▶ Stored records
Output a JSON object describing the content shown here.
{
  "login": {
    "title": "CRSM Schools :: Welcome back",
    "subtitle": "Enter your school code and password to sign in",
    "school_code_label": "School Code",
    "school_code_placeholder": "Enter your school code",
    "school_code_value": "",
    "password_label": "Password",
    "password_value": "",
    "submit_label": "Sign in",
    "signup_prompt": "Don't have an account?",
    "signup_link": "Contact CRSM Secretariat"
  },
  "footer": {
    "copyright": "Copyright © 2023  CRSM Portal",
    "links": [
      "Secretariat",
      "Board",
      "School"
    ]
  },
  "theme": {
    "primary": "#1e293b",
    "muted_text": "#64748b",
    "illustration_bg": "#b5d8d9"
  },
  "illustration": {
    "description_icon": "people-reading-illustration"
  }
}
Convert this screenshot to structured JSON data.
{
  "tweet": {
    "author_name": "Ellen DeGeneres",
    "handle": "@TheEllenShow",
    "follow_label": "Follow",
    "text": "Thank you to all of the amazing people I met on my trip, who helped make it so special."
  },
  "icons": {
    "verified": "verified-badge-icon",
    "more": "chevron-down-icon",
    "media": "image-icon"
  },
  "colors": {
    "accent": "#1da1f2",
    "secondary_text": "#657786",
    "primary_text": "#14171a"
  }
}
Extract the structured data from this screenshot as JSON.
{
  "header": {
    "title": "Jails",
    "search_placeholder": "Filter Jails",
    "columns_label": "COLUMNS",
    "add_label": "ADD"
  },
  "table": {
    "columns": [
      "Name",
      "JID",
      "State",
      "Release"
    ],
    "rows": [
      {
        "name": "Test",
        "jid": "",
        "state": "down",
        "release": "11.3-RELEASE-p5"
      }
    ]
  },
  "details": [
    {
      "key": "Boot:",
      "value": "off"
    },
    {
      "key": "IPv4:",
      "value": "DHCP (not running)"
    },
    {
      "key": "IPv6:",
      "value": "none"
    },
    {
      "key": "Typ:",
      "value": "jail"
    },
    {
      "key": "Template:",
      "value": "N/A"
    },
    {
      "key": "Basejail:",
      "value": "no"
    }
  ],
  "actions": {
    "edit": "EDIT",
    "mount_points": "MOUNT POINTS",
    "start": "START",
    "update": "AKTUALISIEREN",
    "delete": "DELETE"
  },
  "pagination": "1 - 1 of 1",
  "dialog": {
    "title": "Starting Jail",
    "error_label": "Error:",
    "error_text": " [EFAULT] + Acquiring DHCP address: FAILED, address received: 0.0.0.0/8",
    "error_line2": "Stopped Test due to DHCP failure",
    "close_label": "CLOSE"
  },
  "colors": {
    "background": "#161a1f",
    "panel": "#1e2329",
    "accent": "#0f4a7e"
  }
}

▶ Direction
Every line containing the string "DHCP" must be listed.

▶ Answer to the task
      "value": "DHCP (not running)"
    "error_text": " [EFAULT] + Acquiring DHCP address: FAILED, address received: 0.0.0.0/8",
    "error_line2": "Stopped Test due to DHCP failure",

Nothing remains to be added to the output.